*Exercise goal*
Below are some records. Say how many of their lines contain the string "will", and give nothing but the number.

=-=-=

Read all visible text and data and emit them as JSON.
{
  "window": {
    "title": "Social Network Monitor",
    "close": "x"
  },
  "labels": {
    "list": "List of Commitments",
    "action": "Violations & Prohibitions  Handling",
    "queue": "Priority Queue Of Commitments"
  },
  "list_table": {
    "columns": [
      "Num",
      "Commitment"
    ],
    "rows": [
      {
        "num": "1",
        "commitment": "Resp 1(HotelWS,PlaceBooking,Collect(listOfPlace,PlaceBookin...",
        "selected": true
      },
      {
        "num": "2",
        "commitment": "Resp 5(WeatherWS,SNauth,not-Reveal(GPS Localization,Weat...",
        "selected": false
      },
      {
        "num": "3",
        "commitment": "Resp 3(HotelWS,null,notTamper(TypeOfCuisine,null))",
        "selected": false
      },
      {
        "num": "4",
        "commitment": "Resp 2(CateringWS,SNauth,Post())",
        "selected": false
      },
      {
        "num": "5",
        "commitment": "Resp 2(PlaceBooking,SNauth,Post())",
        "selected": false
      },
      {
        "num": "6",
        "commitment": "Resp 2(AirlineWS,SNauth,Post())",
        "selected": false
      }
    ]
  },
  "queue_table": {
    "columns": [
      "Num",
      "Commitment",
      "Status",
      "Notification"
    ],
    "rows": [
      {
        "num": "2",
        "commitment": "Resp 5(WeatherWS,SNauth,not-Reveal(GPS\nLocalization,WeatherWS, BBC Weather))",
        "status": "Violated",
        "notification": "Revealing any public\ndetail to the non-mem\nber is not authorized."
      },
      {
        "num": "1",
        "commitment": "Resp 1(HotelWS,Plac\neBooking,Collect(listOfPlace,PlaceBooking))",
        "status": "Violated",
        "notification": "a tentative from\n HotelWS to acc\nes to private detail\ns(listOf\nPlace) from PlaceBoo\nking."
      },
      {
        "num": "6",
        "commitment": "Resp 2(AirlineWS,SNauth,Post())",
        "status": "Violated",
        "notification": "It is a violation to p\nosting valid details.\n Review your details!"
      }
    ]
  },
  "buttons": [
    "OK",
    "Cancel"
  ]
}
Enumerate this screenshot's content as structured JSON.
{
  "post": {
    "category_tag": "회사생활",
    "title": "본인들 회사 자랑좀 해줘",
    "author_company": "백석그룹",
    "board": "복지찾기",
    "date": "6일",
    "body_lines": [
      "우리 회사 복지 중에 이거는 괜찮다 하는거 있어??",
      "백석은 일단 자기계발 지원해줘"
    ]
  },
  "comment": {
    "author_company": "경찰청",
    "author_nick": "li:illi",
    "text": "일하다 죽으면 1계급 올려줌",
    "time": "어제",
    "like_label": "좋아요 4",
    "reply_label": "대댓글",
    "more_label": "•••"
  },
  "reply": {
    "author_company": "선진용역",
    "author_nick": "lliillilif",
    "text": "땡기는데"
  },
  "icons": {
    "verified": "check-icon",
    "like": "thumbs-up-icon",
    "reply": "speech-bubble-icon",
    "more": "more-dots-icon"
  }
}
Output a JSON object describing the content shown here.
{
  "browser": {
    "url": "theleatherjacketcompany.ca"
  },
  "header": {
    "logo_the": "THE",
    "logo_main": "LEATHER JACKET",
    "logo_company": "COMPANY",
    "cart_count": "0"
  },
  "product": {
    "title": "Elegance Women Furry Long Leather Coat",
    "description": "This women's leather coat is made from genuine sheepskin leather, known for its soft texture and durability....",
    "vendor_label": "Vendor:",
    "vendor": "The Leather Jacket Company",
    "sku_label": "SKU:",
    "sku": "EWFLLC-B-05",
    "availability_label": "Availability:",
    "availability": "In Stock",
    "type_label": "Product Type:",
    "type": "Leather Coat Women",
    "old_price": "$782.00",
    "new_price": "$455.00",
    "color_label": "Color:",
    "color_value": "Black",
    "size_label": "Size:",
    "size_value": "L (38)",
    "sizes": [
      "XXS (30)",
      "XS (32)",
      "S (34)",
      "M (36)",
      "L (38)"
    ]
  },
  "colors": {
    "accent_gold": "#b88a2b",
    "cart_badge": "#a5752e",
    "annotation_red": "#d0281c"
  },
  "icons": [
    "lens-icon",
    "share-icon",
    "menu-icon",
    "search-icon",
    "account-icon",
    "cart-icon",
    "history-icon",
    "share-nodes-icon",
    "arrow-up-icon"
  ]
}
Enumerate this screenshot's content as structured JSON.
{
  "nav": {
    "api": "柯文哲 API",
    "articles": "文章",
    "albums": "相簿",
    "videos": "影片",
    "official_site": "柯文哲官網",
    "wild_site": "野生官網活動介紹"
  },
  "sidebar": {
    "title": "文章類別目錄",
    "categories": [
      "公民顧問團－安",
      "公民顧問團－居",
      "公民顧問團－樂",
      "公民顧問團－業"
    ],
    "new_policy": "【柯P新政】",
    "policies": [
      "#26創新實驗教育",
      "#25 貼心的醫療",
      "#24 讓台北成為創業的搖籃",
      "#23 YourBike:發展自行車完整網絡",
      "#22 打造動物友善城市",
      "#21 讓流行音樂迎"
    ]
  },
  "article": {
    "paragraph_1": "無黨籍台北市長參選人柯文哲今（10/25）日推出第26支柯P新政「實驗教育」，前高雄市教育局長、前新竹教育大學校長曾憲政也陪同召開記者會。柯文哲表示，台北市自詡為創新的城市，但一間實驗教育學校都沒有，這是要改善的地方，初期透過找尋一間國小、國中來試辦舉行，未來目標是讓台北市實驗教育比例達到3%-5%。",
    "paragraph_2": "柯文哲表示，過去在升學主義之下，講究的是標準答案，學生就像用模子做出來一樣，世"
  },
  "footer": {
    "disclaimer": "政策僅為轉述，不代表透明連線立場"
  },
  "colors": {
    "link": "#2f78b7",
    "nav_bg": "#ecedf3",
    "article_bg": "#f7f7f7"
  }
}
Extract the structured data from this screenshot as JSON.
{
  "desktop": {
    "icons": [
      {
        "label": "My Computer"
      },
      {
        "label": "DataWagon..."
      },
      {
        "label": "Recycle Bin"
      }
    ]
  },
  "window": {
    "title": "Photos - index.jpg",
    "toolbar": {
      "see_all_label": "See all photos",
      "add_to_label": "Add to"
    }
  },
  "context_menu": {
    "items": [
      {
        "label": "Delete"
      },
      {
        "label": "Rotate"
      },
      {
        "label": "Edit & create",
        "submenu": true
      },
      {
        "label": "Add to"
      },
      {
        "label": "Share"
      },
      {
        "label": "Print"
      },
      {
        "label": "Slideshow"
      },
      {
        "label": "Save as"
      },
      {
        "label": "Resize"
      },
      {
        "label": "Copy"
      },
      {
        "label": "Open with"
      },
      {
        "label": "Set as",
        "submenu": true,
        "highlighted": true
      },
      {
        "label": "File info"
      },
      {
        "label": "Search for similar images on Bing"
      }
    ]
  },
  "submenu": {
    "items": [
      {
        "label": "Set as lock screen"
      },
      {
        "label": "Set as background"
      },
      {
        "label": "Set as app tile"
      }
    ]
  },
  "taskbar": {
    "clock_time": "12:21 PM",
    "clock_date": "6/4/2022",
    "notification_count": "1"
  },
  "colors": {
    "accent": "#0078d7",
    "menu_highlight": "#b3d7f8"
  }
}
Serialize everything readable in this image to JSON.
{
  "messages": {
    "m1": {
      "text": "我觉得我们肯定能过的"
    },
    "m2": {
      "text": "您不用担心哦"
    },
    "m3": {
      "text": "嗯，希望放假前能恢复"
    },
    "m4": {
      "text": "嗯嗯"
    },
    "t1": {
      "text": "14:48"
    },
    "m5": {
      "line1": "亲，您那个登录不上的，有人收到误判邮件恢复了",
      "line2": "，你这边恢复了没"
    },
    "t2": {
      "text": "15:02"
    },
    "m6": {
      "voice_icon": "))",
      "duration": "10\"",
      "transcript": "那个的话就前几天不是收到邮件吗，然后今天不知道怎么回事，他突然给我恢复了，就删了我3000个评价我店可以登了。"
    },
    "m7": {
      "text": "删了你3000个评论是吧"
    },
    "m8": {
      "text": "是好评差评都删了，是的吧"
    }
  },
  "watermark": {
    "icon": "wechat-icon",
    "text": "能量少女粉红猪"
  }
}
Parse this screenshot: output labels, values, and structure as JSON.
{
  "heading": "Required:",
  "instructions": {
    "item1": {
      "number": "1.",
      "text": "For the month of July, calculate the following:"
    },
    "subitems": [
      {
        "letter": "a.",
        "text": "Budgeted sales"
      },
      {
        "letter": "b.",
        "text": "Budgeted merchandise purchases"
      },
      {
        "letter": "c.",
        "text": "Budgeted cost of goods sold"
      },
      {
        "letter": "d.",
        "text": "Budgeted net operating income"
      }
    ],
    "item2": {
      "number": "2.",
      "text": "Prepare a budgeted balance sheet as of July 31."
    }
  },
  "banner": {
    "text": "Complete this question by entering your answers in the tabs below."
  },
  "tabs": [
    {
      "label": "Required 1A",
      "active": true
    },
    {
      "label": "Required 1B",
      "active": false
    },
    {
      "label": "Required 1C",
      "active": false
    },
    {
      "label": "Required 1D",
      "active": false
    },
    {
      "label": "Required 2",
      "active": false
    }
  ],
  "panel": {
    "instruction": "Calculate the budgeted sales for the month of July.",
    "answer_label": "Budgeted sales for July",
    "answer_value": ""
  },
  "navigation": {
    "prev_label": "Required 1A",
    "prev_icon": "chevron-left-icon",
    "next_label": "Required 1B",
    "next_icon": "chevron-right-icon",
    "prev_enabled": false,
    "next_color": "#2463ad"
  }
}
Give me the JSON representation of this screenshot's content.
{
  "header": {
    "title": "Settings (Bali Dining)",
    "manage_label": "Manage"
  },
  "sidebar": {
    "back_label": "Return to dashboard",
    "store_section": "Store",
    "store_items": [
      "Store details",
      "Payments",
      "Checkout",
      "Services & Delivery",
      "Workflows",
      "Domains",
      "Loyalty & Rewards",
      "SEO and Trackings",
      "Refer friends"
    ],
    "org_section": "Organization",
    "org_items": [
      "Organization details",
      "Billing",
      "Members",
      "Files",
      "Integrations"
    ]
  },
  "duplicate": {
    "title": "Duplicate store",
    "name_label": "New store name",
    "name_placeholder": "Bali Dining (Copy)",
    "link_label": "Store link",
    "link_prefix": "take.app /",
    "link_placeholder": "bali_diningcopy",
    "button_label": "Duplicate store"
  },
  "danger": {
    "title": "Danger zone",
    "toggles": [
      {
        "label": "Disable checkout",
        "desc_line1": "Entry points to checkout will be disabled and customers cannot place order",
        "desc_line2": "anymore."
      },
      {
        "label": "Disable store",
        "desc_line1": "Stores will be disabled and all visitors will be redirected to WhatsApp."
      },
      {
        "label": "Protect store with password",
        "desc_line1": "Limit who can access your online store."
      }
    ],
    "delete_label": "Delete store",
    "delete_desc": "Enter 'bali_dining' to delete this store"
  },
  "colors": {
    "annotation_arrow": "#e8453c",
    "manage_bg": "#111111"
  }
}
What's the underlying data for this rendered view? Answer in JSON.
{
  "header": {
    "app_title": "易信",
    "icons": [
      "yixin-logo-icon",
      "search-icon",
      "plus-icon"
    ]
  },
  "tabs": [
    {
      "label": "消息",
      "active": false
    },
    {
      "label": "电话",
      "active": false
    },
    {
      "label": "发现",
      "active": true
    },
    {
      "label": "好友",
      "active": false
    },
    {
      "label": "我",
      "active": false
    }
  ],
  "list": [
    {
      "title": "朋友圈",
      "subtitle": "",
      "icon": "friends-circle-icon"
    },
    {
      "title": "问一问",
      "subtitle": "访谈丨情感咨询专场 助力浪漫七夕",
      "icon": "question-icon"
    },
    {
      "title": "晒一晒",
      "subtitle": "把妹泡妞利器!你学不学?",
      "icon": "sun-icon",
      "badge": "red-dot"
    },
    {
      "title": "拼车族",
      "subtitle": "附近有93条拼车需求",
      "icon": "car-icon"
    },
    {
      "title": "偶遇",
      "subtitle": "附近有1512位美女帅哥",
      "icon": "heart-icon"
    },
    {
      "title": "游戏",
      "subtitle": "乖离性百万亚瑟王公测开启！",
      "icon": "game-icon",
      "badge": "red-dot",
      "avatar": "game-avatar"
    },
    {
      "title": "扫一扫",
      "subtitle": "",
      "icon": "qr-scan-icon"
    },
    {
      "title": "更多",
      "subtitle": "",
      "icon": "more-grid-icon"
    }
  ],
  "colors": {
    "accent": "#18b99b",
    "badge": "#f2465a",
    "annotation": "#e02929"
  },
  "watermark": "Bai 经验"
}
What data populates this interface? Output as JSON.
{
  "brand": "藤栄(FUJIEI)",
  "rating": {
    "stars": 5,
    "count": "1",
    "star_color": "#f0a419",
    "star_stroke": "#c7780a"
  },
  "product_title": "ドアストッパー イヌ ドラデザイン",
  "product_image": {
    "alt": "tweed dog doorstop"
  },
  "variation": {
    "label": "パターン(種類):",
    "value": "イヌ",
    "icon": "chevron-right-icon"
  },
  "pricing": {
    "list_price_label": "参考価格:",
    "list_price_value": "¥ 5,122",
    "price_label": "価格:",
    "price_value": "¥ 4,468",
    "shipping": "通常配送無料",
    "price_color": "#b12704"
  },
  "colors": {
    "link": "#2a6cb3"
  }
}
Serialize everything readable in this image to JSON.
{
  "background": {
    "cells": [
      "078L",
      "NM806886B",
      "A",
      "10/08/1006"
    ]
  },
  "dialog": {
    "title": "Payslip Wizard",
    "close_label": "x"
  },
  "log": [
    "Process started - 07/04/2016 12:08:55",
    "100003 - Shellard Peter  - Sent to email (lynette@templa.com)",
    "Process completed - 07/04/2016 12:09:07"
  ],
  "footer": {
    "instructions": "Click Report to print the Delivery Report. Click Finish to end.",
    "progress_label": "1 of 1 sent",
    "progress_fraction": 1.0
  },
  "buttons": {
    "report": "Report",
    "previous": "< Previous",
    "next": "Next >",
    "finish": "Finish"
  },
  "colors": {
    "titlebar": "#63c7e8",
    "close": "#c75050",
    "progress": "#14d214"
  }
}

=-=-=

*Response to the task*
2